REQUIREMENTS
Each record is to be transcribed exactly.

[SUPPLIED INFORMATION start]

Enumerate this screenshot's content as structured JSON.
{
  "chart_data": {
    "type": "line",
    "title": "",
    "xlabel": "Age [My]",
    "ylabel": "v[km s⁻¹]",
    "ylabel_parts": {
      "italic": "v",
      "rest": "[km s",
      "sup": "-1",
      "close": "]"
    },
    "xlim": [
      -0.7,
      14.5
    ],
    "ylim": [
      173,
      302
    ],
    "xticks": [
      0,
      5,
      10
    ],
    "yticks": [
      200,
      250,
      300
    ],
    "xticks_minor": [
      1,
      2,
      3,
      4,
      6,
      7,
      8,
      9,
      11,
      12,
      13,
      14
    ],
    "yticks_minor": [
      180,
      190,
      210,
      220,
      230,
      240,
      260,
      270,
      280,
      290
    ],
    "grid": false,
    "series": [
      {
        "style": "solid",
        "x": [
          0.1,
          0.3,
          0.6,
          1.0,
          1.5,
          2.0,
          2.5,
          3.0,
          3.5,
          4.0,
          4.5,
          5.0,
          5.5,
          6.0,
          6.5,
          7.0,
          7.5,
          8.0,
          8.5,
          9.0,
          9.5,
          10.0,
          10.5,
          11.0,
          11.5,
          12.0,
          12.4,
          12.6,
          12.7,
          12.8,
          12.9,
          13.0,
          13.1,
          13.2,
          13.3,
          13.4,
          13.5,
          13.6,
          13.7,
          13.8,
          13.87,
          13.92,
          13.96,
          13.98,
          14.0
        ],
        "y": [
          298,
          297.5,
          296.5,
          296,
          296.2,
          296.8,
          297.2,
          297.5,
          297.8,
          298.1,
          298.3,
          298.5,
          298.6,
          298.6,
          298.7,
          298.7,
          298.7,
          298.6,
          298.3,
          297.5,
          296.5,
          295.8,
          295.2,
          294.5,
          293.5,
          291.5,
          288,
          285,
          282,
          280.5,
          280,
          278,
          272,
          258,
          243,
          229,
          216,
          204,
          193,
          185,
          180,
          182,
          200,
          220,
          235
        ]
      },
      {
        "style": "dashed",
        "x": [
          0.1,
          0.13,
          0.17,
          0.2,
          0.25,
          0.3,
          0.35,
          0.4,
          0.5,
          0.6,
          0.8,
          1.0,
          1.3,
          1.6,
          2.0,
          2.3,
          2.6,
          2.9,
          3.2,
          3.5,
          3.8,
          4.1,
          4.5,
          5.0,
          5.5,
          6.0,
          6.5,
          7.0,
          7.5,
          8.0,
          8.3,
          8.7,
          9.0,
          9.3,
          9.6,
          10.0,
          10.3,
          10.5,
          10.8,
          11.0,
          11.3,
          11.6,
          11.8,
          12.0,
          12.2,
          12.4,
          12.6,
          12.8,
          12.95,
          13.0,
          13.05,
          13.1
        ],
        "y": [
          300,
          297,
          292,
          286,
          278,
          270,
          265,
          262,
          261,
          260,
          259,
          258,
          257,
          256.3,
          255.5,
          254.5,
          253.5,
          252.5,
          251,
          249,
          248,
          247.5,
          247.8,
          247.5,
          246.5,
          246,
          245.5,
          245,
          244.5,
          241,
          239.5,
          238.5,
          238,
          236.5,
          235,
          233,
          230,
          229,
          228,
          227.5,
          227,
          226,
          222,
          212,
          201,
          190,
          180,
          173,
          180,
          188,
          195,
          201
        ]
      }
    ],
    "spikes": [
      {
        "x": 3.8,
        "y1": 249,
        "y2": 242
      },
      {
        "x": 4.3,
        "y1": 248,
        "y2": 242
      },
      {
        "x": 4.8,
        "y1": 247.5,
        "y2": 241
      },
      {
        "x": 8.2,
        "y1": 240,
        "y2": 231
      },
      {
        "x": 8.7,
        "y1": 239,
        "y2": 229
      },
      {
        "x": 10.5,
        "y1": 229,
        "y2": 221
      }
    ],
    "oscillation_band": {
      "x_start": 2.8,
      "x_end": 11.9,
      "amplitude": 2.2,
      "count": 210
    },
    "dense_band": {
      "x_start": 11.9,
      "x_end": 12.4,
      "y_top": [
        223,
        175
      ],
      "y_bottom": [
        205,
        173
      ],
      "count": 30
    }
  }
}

[SUPPLIED INFORMATION end]

OUTPUT BELOW
Enumerate this screenshot's content as structured JSON.
{
  "chart_data": {
    "type": "line",
    "title": "",
    "xlabel": "Age [My]",
    "ylabel": "v[km s⁻¹]",
    "ylabel_parts": {
      "italic": "v",
      "rest": "[km s",
      "sup": "-1",
      "close": "]"
    },
    "xlim": [
      -0.7,
      14.5
    ],
    "ylim": [
      173,
      302
    ],
    "xticks": [
      0,
      5,
      10
    ],
    "yticks": [
      200,
      250,
      300
    ],
    "xticks_minor": [
      1,
      2,
      3,
      4,
      6,
      7,
      8,
      9,
      11,
      12,
      13,
      14
    ],
    "yticks_minor": [
      180,
      190,
      210,
      220,
      230,
      240,
      260,
      270,
      280,
      290
    ],
    "grid": false,
    "series": [
      {
        "style": "solid",
        "x": [
          0.1,
          0.3,
          0.6,
          1.0,
          1.5,
          2.0,
          2.5,
          3.0,
          3.5,
          4.0,
          4.5,
          5.0,
          5.5,
          6.0,
          6.5,
          7.0,
          7.5,
          8.0,
          8.5,
          9.0,
          9.5,
          10.0,
          10.5,
          11.0,
          11.5,
          12.0,
          12.4,
          12.6,
          12.7,
          12.8,
          12.9,
          13.0,
          13.1,
          13.2,
          13.3,
          13.4,
          13.5,
          13.6,
          13.7,
          13.8,
          13.87,
          13.92,
          13.96,
          13.98,
          14.0
        ],
        "y": [
          298,
          297.5,
          296.5,
          296,
          296.2,
          296.8,
          297.2,
          297.5,
          297.8,
          298.1,
          298.3,
          298.5,
          298.6,
          298.6,
          298.7,
          298.7,
          298.7,
          298.6,
          298.3,
          297.5,
          296.5,
          295.8,
          295.2,
          294.5,
          293.5,
          291.5,
          288,
          285,
          282,
          280.5,
          280,
          278,
          272,
          258,
          243,
          229,
          216,
          204,
          193,
          185,
          180,
          182,
          200,
          220,
          235
        ]
      },
      {
        "style": "dashed",
        "x": [
          0.1,
          0.13,
          0.17,
          0.2,
          0.25,
          0.3,
          0.35,
          0.4,
          0.5,
          0.6,
          0.8,
          1.0,
          1.3,
          1.6,
          2.0,
          2.3,
          2.6,
          2.9,
          3.2,
          3.5,
          3.8,
          4.1,
          4.5,
          5.0,
          5.5,
          6.0,
          6.5,
          7.0,
          7.5,
          8.0,
          8.3,
          8.7,
          9.0,
          9.3,
          9.6,
          10.0,
          10.3,
          10.5,
          10.8,
          11.0,
          11.3,
          11.6,
          11.8,
          12.0,
          12.2,
          12.4,
          12.6,
          12.8,
          12.95,
          13.0,
          13.05,
          13.1
        ],
        "y": [
          300,
          297,
          292,
          286,
          278,
          270,
          265,
          262,
          261,
          260,
          259,
          258,
          257,
          256.3,
          255.5,
          254.5,
          253.5,
          252.5,
          251,
          249,
          248,
          247.5,
          247.8,
          247.5,
          246.5,
          246,
          245.5,
          245,
          244.5,
          241,
          239.5,
          238.5,
          238,
          236.5,
          235,
          233,
          230,
          229,
          228,
          227.5,
          227,
          226,
          222,
          212,
          201,
          190,
          180,
          173,
          180,
          188,
          195,
          201
        ]
      }
    ],
    "spikes": [
      {
        "x": 3.8,
        "y1": 249,
        "y2": 242
      },
      {
        "x": 4.3,
        "y1": 248,
        "y2": 242
      },
      {
        "x": 4.8,
        "y1": 247.5,
        "y2": 241
      },
      {
        "x": 8.2,
        "y1": 240,
        "y2": 231
      },
      {
        "x": 8.7,
        "y1": 239,
        "y2": 229
      },
      {
        "x": 10.5,
        "y1": 229,
        "y2": 221
      }
    ],
    "oscillation_band": {
      "x_start": 2.8,
      "x_end": 11.9,
      "amplitude": 2.2,
      "count": 210
    },
    "dense_band": {
      "x_start": 11.9,
      "x_end": 12.4,
      "y_top": [
        223,
        175
      ],
      "y_bottom": [
        205,
        173
      ],
      "count": 30
    }
  }
}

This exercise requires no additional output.